| Your objective |
From the line that includes "Serialize everything readable" to the last line of the records, inclusive, repeat each line exactly.

★ ★ ★ ★ ★ ★ ★

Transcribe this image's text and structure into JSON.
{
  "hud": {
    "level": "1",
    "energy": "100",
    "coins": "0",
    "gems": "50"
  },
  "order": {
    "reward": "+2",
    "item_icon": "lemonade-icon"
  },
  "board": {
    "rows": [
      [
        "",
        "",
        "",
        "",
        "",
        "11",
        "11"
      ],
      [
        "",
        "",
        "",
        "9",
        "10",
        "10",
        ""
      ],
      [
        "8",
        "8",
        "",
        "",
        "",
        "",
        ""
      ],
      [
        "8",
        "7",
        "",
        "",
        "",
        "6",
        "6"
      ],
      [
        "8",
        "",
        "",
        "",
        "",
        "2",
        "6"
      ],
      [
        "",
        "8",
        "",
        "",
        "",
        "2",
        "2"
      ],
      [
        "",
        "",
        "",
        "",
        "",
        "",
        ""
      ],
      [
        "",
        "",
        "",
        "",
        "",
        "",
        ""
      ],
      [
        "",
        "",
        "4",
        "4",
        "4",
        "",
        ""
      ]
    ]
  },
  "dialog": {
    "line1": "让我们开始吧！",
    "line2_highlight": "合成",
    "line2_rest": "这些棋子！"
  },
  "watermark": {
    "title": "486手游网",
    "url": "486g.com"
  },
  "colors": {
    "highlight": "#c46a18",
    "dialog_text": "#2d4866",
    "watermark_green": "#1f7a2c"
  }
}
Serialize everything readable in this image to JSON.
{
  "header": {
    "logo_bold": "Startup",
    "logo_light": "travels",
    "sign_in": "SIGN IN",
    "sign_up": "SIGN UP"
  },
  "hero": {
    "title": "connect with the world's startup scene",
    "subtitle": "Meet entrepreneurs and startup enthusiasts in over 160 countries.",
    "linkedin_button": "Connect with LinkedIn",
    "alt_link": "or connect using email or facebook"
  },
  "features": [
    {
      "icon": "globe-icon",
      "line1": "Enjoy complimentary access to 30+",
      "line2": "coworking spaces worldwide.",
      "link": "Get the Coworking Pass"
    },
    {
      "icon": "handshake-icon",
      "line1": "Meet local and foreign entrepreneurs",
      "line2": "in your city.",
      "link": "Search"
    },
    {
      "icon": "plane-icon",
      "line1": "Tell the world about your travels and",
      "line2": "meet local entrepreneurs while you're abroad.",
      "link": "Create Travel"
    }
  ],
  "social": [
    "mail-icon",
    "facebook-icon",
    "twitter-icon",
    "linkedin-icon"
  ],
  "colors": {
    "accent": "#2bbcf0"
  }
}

★ ★ ★ ★ ★ ★ ★

| Answer for this exercise |
Serialize everything readable in this image to JSON.
{
  "header": {
    "logo_bold": "Startup",
    "logo_light": "travels",
    "sign_in": "SIGN IN",
    "sign_up": "SIGN UP"
  },
  "hero": {
    "title": "connect with the world's startup scene",
    "subtitle": "Meet entrepreneurs and startup enthusiasts in over 160 countries.",
    "linkedin_button": "Connect with LinkedIn",
    "alt_link": "or connect using email or facebook"
  },
  "features": [
    {
      "icon": "globe-icon",
      "line1": "Enjoy complimentary access to 30+",
      "line2": "coworking spaces worldwide.",
      "link": "Get the Coworking Pass"
    },
    {
      "icon": "handshake-icon",
      "line1": "Meet local and foreign entrepreneurs",
      "line2": "in your city.",
      "link": "Search"
    },
    {
      "icon": "plane-icon",
      "line1": "Tell the world about your travels and",
      "line2": "meet local entrepreneurs while you're abroad.",
      "link": "Create Travel"
    }
  ],
  "social": [
    "mail-icon",
    "facebook-icon",
    "twitter-icon",
    "linkedin-icon"
  ],
  "colors": {
    "accent": "#2bbcf0"
  }
}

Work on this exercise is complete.